(Stored records)
——

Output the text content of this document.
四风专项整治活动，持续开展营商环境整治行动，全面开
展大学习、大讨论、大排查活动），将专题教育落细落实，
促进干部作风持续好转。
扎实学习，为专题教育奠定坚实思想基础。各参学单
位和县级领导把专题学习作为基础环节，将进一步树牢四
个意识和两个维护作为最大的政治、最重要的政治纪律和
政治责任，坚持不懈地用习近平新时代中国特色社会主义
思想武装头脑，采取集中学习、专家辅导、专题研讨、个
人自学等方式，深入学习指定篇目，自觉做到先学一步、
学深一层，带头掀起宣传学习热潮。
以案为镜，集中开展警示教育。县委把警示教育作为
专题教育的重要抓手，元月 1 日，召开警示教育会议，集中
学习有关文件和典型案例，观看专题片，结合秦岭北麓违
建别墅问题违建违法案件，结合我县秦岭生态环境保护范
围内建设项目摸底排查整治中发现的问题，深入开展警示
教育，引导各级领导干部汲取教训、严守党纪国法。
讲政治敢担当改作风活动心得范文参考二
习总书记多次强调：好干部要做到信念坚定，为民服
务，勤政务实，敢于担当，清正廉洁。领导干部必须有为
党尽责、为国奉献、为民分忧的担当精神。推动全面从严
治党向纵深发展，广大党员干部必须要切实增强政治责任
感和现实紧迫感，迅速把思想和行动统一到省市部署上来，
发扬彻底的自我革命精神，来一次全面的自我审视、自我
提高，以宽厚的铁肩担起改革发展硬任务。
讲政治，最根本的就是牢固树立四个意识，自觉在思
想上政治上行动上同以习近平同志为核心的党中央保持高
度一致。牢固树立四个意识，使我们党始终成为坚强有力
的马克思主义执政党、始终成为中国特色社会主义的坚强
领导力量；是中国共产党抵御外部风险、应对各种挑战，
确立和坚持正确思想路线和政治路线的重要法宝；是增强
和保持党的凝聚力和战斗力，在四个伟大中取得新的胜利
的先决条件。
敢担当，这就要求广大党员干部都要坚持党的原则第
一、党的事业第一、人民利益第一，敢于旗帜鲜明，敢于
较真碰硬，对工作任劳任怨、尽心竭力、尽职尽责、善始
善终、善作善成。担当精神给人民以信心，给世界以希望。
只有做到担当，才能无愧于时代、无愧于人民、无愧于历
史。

——

SET EXERCISE: Transcribe each entry precisely, missing none.

EXERCISE OUTPUT:
Output the text content of this document.
四风专项整治活动，持续开展营商环境整治行动，全面开
展大学习、大讨论、大排查活动），将专题教育落细落实，
促进干部作风持续好转。
扎实学习，为专题教育奠定坚实思想基础。各参学单
位和县级领导把专题学习作为基础环节，将进一步树牢四
个意识和两个维护作为最大的政治、最重要的政治纪律和
政治责任，坚持不懈地用习近平新时代中国特色社会主义
思想武装头脑，采取集中学习、专家辅导、专题研讨、个
人自学等方式，深入学习指定篇目，自觉做到先学一步、
学深一层，带头掀起宣传学习热潮。
以案为镜，集中开展警示教育。县委把警示教育作为
专题教育的重要抓手，元月 1 日，召开警示教育会议，集中
学习有关文件和典型案例，观看专题片，结合秦岭北麓违
建别墅问题违建违法案件，结合我县秦岭生态环境保护范
围内建设项目摸底排查整治中发现的问题，深入开展警示
教育，引导各级领导干部汲取教训、严守党纪国法。
讲政治敢担当改作风活动心得范文参考二
习总书记多次强调：好干部要做到信念坚定，为民服
务，勤政务实，敢于担当，清正廉洁。领导干部必须有为
党尽责、为国奉献、为民分忧的担当精神。推动全面从严
治党向纵深发展，广大党员干部必须要切实增强政治责任
感和现实紧迫感，迅速把思想和行动统一到省市部署上来，
发扬彻底的自我革命精神，来一次全面的自我审视、自我
提高，以宽厚的铁肩担起改革发展硬任务。
讲政治，最根本的就是牢固树立四个意识，自觉在思
想上政治上行动上同以习近平同志为核心的党中央保持高
度一致。牢固树立四个意识，使我们党始终成为坚强有力
的马克思主义执政党、始终成为中国特色社会主义的坚强
领导力量；是中国共产党抵御外部风险、应对各种挑战，
确立和坚持正确思想路线和政治路线的重要法宝；是增强
和保持党的凝聚力和战斗力，在四个伟大中取得新的胜利
的先决条件。
敢担当，这就要求广大党员干部都要坚持党的原则第
一、党的事业第一、人民利益第一，敢于旗帜鲜明，敢于
较真碰硬，对工作任劳任怨、尽心竭力、尽职尽责、善始
善终、善作善成。担当精神给人民以信心，给世界以希望。
只有做到担当，才能无愧于时代、无愧于人民、无愧于历
史。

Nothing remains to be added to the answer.